** start Stored records **

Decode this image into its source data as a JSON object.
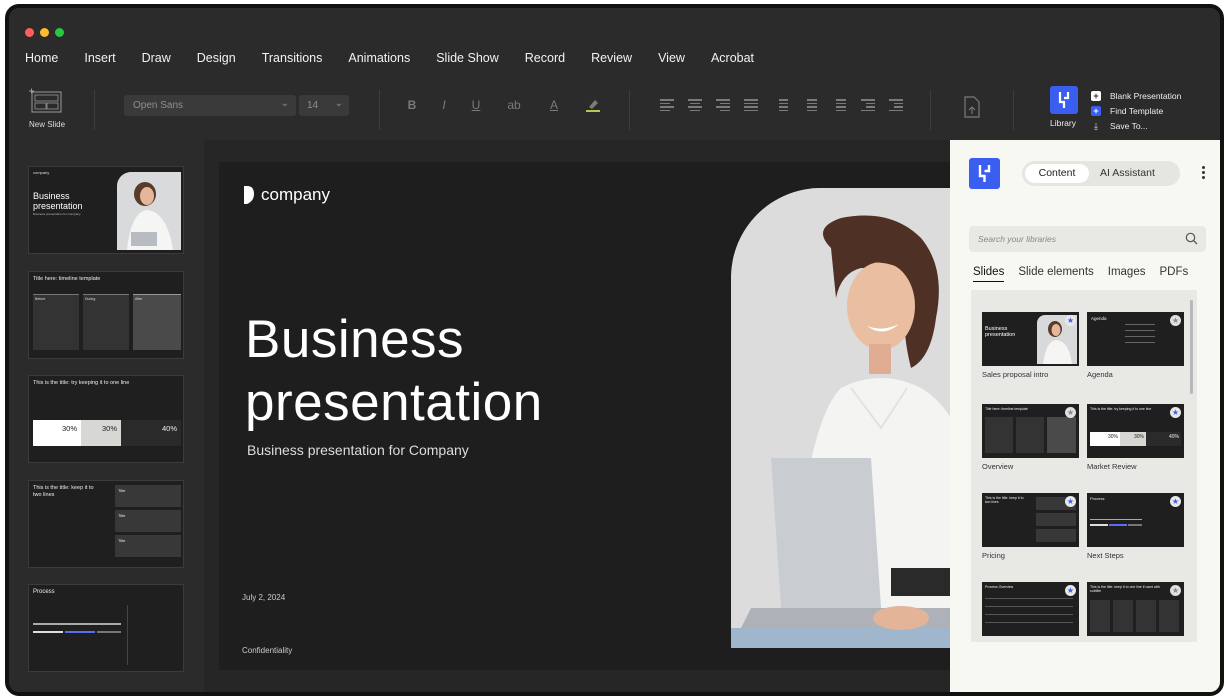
{
  "window": {
    "traffic_colors": [
      "#ff5f57",
      "#febc2e",
      "#28c840"
    ]
  },
  "menu": [
    "Home",
    "Insert",
    "Draw",
    "Design",
    "Transitions",
    "Animations",
    "Slide Show",
    "Record",
    "Review",
    "View",
    "Acrobat"
  ],
  "toolbar": {
    "new_slide": "New Slide",
    "font": "Open Sans",
    "font_size": "14",
    "format": {
      "bold": "B",
      "italic": "I",
      "underline": "U",
      "strike": "ab",
      "font_color": "A"
    },
    "library_label": "Library",
    "quick_actions": [
      {
        "label": "Blank Presentation",
        "icon": "plus-square-icon"
      },
      {
        "label": "Find Template",
        "icon": "plus-square-blue-icon"
      },
      {
        "label": "Save To...",
        "icon": "download-icon"
      }
    ]
  },
  "thumbnails": [
    {
      "title": "Business\npresentation",
      "subtitle": "Business presentation for Company",
      "kind": "cover"
    },
    {
      "title": "Title here: timeline template",
      "columns": [
        "Before",
        "During",
        "After"
      ],
      "kind": "timeline"
    },
    {
      "title": "This is the title: try keeping it to one line",
      "stats": [
        "30%",
        "30%",
        "40%"
      ],
      "kind": "stats"
    },
    {
      "title": "This is the title: keep it to\ntwo lines",
      "cards": [
        "Title",
        "Title",
        "Title"
      ],
      "kind": "cards"
    },
    {
      "title": "Process",
      "kind": "process"
    }
  ],
  "slide": {
    "logo_text": "company",
    "title_line1": "Business",
    "title_line2": "presentation",
    "subtitle": "Business presentation for Company",
    "date": "July 2, 2024",
    "footer": "Confidentiality"
  },
  "panel": {
    "segments": {
      "active": "Content",
      "inactive": "AI Assistant"
    },
    "search_placeholder": "Search your libraries",
    "tabs": [
      "Slides",
      "Slide elements",
      "Images",
      "PDFs"
    ],
    "active_tab": "Slides",
    "cards": [
      {
        "caption": "Sales proposal intro",
        "title": "Business\npresentation",
        "starred": true
      },
      {
        "caption": "Agenda",
        "title": "Agenda",
        "starred": false
      },
      {
        "caption": "Overview",
        "title": "Title here: timeline template",
        "starred": false
      },
      {
        "caption": "Market Review",
        "title": "This is the title: try keeping it to one line",
        "starred": true
      },
      {
        "caption": "Pricing",
        "title": "This is the title: keep it to two lines",
        "starred": true
      },
      {
        "caption": "Next Steps",
        "title": "Process",
        "starred": true
      },
      {
        "caption": "",
        "title": "Process Overview",
        "starred": true
      },
      {
        "caption": "",
        "title": "This is the title: keep it to one line if used with subtitle",
        "starred": false
      }
    ],
    "accent": "#3a5ef0"
  }
}
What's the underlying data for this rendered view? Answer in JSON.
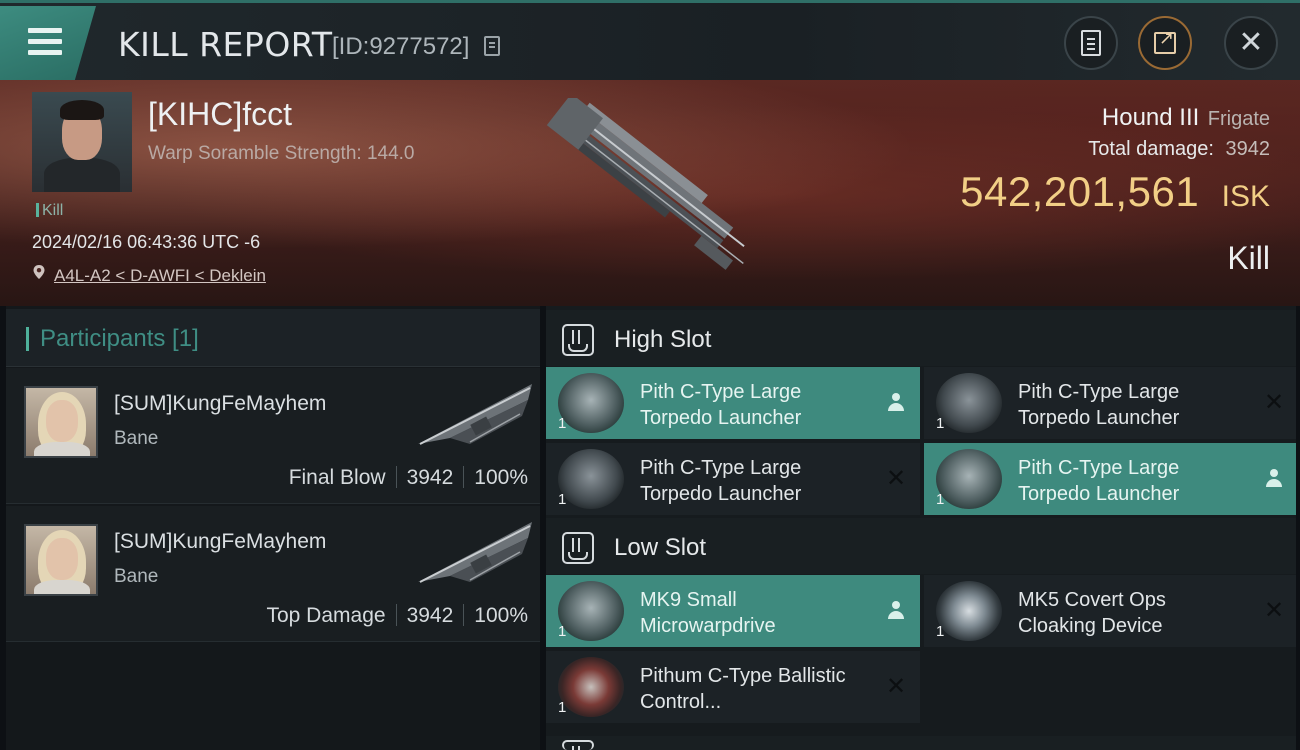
{
  "header": {
    "title": "KILL REPORT",
    "report_id": "[ID:9277572]"
  },
  "victim": {
    "name": "[KIHC]fcct",
    "warp_scramble": "Warp Soramble Strength: 144.0",
    "tag": "Kill",
    "datetime": "2024/02/16 06:43:36 UTC -6",
    "location": "A4L-A2 < D-AWFI < Deklein",
    "ship_name": "Hound III",
    "ship_class": "Frigate",
    "total_damage_label": "Total damage:",
    "total_damage": "3942",
    "isk_value": "542,201,561",
    "isk_unit": "ISK",
    "result": "Kill"
  },
  "participants": {
    "title": "Participants [1]",
    "list": [
      {
        "name": "[SUM]KungFeMayhem",
        "ship": "Bane",
        "role": "Final Blow",
        "damage": "3942",
        "percent": "100%"
      },
      {
        "name": "[SUM]KungFeMayhem",
        "ship": "Bane",
        "role": "Top Damage",
        "damage": "3942",
        "percent": "100%"
      }
    ]
  },
  "slots": {
    "high": {
      "title": "High Slot",
      "modules": [
        {
          "name": "Pith C-Type Large Torpedo Launcher",
          "qty": "1",
          "status": "dropped"
        },
        {
          "name": "Pith C-Type Large Torpedo Launcher",
          "qty": "1",
          "status": "destroyed"
        },
        {
          "name": "Pith C-Type Large Torpedo Launcher",
          "qty": "1",
          "status": "destroyed"
        },
        {
          "name": "Pith C-Type Large Torpedo Launcher",
          "qty": "1",
          "status": "dropped"
        }
      ]
    },
    "low": {
      "title": "Low Slot",
      "modules": [
        {
          "name": "MK9 Small Microwarpdrive",
          "qty": "1",
          "status": "dropped"
        },
        {
          "name": "MK5 Covert Ops Cloaking Device",
          "qty": "1",
          "status": "destroyed"
        },
        {
          "name": "Pithum C-Type Ballistic Control...",
          "qty": "1",
          "status": "destroyed"
        }
      ]
    }
  },
  "colors": {
    "accent": "#3e8a7e",
    "isk": "#f2cf86",
    "header_bg": "#1a2024"
  },
  "icons": {
    "menu": "hamburger-icon",
    "copy": "copy-icon",
    "fitting": "clipboard-icon",
    "share": "share-icon",
    "close": "close-icon",
    "location": "location-pin-icon",
    "slot": "slot-icon",
    "dropped": "person-icon",
    "destroyed": "close-icon"
  }
}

** end Stored records **

● Written instruction:
In this exercise, set down all of the data exactly, without the pictures.

● Output of the exercise:
Decode this image into its source data as a JSON object.
{
  "window": {
    "traffic_colors": [
      "#ff5f57",
      "#febc2e",
      "#28c840"
    ]
  },
  "menu": [
    "Home",
    "Insert",
    "Draw",
    "Design",
    "Transitions",
    "Animations",
    "Slide Show",
    "Record",
    "Review",
    "View",
    "Acrobat"
  ],
  "toolbar": {
    "new_slide": "New Slide",
    "font": "Open Sans",
    "font_size": "14",
    "format": {
      "bold": "B",
      "italic": "I",
      "underline": "U",
      "strike": "ab",
      "font_color": "A"
    },
    "library_label": "Library",
    "quick_actions": [
      {
        "label": "Blank Presentation",
        "icon": "plus-square-icon"
      },
      {
        "label": "Find Template",
        "icon": "plus-square-blue-icon"
      },
      {
        "label": "Save To...",
        "icon": "download-icon"
      }
    ]
  },
  "thumbnails": [
    {
      "title": "Business\npresentation",
      "subtitle": "Business presentation for Company",
      "kind": "cover"
    },
    {
      "title": "Title here: timeline template",
      "columns": [
        "Before",
        "During",
        "After"
      ],
      "kind": "timeline"
    },
    {
      "title": "This is the title: try keeping it to one line",
      "stats": [
        "30%",
        "30%",
        "40%"
      ],
      "kind": "stats"
    },
    {
      "title": "This is the title: keep it to\ntwo lines",
      "cards": [
        "Title",
        "Title",
        "Title"
      ],
      "kind": "cards"
    },
    {
      "title": "Process",
      "kind": "process"
    }
  ],
  "slide": {
    "logo_text": "company",
    "title_line1": "Business",
    "title_line2": "presentation",
    "subtitle": "Business presentation for Company",
    "date": "July 2, 2024",
    "footer": "Confidentiality"
  },
  "panel": {
    "segments": {
      "active": "Content",
      "inactive": "AI Assistant"
    },
    "search_placeholder": "Search your libraries",
    "tabs": [
      "Slides",
      "Slide elements",
      "Images",
      "PDFs"
    ],
    "active_tab": "Slides",
    "cards": [
      {
        "caption": "Sales proposal intro",
        "title": "Business\npresentation",
        "starred": true
      },
      {
        "caption": "Agenda",
        "title": "Agenda",
        "starred": false
      },
      {
        "caption": "Overview",
        "title": "Title here: timeline template",
        "starred": false
      },
      {
        "caption": "Market Review",
        "title": "This is the title: try keeping it to one line",
        "starred": true
      },
      {
        "caption": "Pricing",
        "title": "This is the title: keep it to two lines",
        "starred": true
      },
      {
        "caption": "Next Steps",
        "title": "Process",
        "starred": true
      },
      {
        "caption": "",
        "title": "Process Overview",
        "starred": true
      },
      {
        "caption": "",
        "title": "This is the title: keep it to one line if used with subtitle",
        "starred": false
      }
    ],
    "accent": "#3a5ef0"
  }
}
What's the underlying data for this rendered view? Answer in JSON.
{
  "header": {
    "title": "KILL REPORT",
    "report_id": "[ID:9277572]"
  },
  "victim": {
    "name": "[KIHC]fcct",
    "warp_scramble": "Warp Soramble Strength: 144.0",
    "tag": "Kill",
    "datetime": "2024/02/16 06:43:36 UTC -6",
    "location": "A4L-A2 < D-AWFI < Deklein",
    "ship_name": "Hound III",
    "ship_class": "Frigate",
    "total_damage_label": "Total damage:",
    "total_damage": "3942",
    "isk_value": "542,201,561",
    "isk_unit": "ISK",
    "result": "Kill"
  },
  "participants": {
    "title": "Participants [1]",
    "list": [
      {
        "name": "[SUM]KungFeMayhem",
        "ship": "Bane",
        "role": "Final Blow",
        "damage": "3942",
        "percent": "100%"
      },
      {
        "name": "[SUM]KungFeMayhem",
        "ship": "Bane",
        "role": "Top Damage",
        "damage": "3942",
        "percent": "100%"
      }
    ]
  },
  "slots": {
    "high": {
      "title": "High Slot",
      "modules": [
        {
          "name": "Pith C-Type Large Torpedo Launcher",
          "qty": "1",
          "status": "dropped"
        },
        {
          "name": "Pith C-Type Large Torpedo Launcher",
          "qty": "1",
          "status": "destroyed"
        },
        {
          "name": "Pith C-Type Large Torpedo Launcher",
          "qty": "1",
          "status": "destroyed"
        },
        {
          "name": "Pith C-Type Large Torpedo Launcher",
          "qty": "1",
          "status": "dropped"
        }
      ]
    },
    "low": {
      "title": "Low Slot",
      "modules": [
        {
          "name": "MK9 Small Microwarpdrive",
          "qty": "1",
          "status": "dropped"
        },
        {
          "name": "MK5 Covert Ops Cloaking Device",
          "qty": "1",
          "status": "destroyed"
        },
        {
          "name": "Pithum C-Type Ballistic Control...",
          "qty": "1",
          "status": "destroyed"
        }
      ]
    }
  },
  "colors": {
    "accent": "#3e8a7e",
    "isk": "#f2cf86",
    "header_bg": "#1a2024"
  },
  "icons": {
    "menu": "hamburger-icon",
    "copy": "copy-icon",
    "fitting": "clipboard-icon",
    "share": "share-icon",
    "close": "close-icon",
    "location": "location-pin-icon",
    "slot": "slot-icon",
    "dropped": "person-icon",
    "destroyed": "close-icon"
  }
}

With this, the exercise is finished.